**YOUR INSTRUCTIONS:**
Extract each line holding the word "August" from the entries.

**RECORDS TO USE:**
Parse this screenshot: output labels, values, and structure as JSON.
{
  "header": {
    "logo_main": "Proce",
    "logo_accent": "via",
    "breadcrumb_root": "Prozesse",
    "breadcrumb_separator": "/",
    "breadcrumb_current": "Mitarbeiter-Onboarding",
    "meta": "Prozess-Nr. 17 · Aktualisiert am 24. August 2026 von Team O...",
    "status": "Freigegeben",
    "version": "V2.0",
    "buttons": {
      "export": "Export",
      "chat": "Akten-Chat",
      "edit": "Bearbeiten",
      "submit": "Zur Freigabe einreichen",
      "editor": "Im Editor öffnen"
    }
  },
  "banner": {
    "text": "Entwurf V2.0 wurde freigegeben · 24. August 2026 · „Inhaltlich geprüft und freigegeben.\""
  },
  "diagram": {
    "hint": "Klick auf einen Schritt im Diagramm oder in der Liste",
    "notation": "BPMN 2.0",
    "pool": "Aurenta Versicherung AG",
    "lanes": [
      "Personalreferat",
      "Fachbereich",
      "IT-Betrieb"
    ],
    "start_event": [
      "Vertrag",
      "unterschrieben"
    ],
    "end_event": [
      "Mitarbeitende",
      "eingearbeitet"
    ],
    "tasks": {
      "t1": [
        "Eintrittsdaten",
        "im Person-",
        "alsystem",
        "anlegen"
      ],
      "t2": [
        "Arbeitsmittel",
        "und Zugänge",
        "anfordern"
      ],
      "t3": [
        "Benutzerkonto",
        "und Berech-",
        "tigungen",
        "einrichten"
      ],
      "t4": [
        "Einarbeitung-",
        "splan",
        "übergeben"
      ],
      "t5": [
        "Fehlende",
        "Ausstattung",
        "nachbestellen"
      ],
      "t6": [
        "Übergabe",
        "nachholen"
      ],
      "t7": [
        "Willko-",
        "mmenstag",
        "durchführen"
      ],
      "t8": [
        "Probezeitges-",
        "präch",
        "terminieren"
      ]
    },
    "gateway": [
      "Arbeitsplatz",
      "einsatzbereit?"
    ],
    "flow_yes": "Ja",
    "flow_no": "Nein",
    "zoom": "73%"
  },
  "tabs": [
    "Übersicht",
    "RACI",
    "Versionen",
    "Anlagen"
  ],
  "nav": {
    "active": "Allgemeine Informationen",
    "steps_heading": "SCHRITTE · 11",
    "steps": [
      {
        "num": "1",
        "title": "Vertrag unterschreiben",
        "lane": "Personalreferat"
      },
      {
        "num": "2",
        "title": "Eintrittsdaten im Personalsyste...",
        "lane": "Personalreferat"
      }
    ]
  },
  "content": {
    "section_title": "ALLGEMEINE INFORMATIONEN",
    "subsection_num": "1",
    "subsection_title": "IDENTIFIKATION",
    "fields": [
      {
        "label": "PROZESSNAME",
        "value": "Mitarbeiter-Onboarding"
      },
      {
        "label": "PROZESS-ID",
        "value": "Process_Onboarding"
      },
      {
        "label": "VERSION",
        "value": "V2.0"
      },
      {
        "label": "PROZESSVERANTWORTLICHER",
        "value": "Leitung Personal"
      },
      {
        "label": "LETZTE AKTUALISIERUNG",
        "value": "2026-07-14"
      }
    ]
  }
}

**RESULT:**
    "meta": "Prozess-Nr. 17 · Aktualisiert am 24. August 2026 von Team O...",
    "text": "Entwurf V2.0 wurde freigegeben · 24. August 2026 · „Inhaltlich geprüft und freigegeben.\""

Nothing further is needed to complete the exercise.